BEGIN RAW RECORDS

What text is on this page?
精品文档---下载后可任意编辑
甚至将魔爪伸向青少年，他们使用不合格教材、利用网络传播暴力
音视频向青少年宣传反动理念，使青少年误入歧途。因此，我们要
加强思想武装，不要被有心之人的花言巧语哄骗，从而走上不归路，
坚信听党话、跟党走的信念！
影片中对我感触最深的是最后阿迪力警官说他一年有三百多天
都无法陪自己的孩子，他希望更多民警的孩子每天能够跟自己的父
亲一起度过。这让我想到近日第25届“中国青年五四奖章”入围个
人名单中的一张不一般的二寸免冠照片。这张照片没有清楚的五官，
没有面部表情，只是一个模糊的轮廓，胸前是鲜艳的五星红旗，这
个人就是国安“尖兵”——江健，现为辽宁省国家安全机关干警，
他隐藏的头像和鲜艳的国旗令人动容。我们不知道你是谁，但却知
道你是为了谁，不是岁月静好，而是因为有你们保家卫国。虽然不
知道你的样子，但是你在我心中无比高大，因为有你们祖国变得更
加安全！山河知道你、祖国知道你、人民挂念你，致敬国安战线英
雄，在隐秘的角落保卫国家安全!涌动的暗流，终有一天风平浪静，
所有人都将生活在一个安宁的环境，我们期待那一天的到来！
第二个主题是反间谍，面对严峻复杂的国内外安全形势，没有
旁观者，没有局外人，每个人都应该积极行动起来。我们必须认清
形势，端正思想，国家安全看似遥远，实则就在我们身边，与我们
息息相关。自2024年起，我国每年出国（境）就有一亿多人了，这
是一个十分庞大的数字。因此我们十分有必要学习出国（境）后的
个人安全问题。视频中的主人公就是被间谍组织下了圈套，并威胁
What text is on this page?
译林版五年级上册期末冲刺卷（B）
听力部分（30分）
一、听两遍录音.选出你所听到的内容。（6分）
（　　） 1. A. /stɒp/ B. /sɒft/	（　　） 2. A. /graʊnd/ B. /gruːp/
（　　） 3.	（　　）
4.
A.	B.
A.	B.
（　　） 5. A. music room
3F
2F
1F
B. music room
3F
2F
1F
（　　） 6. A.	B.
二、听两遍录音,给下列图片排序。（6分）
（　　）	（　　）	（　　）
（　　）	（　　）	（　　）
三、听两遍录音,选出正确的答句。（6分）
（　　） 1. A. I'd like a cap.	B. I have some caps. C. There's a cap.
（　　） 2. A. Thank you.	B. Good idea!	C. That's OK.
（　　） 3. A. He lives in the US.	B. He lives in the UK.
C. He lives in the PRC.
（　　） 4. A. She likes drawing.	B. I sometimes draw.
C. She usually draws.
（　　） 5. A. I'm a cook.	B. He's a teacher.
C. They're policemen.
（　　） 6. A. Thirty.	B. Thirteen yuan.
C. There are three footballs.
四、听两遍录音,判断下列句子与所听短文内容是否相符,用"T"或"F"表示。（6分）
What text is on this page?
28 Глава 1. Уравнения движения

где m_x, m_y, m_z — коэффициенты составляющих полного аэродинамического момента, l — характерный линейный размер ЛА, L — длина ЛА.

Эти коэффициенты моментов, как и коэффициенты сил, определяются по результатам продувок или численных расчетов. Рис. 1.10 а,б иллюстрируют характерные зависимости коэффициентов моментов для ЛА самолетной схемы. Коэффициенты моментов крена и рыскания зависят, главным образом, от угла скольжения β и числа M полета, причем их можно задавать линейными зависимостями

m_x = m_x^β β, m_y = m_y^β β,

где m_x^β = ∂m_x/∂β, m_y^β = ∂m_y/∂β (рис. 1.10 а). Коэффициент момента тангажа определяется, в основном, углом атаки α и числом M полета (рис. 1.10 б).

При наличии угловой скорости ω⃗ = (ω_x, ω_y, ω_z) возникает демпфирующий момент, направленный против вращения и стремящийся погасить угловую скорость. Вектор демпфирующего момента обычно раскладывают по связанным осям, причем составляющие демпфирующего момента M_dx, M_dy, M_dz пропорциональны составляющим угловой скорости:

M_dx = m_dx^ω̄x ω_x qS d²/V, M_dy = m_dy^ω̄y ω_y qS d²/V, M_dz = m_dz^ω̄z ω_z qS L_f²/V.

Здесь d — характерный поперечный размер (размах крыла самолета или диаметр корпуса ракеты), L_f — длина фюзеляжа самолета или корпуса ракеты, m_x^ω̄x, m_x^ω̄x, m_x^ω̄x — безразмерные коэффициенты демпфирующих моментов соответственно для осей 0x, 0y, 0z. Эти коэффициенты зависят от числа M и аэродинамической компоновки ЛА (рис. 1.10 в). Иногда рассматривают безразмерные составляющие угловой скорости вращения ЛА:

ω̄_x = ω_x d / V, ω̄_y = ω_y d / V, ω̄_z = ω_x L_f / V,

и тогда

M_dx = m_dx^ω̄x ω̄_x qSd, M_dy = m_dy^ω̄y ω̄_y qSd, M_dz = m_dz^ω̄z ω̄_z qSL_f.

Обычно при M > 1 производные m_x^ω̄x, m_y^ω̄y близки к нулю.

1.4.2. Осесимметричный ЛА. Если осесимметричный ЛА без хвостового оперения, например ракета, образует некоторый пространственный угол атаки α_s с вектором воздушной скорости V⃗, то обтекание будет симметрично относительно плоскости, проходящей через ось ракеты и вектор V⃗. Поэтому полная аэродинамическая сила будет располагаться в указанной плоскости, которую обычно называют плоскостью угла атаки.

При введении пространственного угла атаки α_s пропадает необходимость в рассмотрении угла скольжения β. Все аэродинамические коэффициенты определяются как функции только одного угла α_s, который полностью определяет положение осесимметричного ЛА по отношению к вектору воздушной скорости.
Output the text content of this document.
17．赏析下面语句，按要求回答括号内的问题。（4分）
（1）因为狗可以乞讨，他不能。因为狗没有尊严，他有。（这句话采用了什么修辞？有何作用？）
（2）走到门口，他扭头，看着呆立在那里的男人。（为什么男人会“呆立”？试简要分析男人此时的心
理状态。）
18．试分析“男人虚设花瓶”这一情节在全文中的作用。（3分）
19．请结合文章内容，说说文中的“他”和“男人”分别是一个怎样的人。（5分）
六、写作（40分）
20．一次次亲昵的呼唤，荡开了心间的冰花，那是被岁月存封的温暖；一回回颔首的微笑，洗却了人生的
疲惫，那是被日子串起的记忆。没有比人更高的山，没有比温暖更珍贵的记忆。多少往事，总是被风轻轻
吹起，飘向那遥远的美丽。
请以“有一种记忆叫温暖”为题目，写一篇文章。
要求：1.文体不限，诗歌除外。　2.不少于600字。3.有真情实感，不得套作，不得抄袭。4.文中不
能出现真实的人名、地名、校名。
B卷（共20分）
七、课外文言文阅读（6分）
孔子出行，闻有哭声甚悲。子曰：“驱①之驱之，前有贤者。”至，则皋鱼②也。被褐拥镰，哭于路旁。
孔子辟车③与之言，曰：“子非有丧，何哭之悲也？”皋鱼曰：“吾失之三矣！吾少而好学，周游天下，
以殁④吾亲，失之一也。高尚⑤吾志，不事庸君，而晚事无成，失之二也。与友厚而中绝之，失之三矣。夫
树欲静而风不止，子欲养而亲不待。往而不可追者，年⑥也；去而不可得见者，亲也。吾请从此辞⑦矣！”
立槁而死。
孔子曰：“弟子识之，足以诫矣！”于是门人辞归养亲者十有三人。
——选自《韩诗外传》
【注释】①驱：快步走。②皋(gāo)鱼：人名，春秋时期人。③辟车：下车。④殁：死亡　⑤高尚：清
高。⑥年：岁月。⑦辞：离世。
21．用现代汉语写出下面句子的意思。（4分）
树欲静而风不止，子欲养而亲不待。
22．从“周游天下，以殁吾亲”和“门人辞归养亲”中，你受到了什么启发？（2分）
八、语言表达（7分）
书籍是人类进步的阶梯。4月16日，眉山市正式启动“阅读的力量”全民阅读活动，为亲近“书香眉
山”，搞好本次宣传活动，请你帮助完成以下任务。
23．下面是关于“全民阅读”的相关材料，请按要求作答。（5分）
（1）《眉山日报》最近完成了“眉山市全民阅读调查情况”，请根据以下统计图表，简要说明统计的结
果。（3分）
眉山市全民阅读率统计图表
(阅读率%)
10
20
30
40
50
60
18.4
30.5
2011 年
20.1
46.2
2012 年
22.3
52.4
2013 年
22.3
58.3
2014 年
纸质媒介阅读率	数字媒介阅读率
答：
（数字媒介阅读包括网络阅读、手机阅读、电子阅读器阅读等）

END RAW RECORDS

**GOAL OF THE EXERCISE**
State the number of lines in these entries that include the string "угловой". Provide nothing beyond that number.

**RESPONSE**
2